## begin Information provided

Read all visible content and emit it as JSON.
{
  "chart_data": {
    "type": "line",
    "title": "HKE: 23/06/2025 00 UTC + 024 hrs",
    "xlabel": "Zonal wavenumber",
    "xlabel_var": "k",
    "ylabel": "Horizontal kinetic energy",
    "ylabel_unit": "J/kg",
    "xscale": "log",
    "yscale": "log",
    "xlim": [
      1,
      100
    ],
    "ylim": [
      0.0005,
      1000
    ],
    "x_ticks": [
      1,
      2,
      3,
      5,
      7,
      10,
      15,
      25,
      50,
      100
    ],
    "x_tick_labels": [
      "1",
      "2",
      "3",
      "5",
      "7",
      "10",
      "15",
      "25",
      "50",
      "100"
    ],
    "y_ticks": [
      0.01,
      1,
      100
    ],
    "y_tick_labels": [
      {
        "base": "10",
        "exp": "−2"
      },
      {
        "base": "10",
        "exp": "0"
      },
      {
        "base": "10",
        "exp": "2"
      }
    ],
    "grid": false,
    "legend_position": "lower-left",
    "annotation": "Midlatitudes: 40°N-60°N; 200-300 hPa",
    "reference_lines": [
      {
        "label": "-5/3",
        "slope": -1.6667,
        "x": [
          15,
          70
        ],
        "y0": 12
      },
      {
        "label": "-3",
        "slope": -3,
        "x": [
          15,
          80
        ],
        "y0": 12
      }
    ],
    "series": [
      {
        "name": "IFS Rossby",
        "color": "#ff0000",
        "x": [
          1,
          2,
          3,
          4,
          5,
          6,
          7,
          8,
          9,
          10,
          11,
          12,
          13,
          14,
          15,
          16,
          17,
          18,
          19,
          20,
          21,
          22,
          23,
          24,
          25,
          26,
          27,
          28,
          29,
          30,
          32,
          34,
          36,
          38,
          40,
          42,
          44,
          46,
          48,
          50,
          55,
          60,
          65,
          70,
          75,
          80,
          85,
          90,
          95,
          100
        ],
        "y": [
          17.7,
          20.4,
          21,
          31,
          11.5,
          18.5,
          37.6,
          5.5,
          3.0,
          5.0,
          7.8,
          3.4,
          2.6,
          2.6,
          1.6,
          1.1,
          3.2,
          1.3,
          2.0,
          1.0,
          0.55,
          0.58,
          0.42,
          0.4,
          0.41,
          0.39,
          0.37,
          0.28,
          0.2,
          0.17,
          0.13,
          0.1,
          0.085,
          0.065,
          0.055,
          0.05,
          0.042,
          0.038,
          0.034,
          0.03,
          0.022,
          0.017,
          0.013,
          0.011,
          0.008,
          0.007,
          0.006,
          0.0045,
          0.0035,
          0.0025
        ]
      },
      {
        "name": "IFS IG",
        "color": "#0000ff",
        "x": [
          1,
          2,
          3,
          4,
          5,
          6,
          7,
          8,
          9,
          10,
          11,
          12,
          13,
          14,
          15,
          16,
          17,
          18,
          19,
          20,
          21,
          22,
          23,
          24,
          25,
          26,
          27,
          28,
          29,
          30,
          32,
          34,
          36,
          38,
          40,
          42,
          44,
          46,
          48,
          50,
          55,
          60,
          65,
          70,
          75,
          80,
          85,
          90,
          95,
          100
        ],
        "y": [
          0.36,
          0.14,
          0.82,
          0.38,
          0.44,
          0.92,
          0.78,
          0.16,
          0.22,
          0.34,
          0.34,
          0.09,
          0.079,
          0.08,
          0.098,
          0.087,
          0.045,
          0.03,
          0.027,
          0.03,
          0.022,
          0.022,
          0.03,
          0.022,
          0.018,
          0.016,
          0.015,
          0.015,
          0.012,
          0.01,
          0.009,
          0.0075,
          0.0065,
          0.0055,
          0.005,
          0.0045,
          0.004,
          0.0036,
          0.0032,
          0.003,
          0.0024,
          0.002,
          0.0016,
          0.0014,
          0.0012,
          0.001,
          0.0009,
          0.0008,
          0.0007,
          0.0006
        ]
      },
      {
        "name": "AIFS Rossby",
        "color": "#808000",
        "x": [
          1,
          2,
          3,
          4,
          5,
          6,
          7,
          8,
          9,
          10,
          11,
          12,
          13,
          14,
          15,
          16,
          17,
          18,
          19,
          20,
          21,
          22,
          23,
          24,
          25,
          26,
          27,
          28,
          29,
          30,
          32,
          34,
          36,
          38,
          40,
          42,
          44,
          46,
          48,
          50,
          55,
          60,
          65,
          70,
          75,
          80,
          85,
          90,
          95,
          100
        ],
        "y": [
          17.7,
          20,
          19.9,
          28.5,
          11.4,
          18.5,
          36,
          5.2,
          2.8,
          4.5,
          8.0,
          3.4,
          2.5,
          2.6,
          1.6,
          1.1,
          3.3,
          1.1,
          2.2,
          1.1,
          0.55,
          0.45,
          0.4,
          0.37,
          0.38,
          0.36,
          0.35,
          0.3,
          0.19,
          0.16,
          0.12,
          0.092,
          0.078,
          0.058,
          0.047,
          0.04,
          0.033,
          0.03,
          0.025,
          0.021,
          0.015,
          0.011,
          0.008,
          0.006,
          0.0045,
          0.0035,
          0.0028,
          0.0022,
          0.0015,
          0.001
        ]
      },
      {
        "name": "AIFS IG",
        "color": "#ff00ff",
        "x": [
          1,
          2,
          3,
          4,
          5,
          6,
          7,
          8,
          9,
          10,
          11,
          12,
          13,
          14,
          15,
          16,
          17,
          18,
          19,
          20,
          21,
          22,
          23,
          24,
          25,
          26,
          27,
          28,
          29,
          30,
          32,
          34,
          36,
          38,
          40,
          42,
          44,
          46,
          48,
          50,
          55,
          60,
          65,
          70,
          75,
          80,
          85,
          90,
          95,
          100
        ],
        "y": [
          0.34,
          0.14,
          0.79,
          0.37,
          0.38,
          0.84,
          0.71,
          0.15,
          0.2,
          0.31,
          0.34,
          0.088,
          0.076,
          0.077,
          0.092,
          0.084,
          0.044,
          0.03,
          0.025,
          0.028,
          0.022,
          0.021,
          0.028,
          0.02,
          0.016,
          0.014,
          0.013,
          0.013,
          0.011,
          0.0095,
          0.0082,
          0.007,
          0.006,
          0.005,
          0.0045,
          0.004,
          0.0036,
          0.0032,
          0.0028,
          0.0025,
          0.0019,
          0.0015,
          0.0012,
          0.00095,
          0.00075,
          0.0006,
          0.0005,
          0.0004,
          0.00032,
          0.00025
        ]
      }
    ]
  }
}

## end Information provided

=== Problem details ===
Where a line above contains the string "name", copy that line.

=== Answer to the exercise ===
        "name": "IFS Rossby",
        "name": "IFS IG",
        "name": "AIFS Rossby",
        "name": "AIFS IG",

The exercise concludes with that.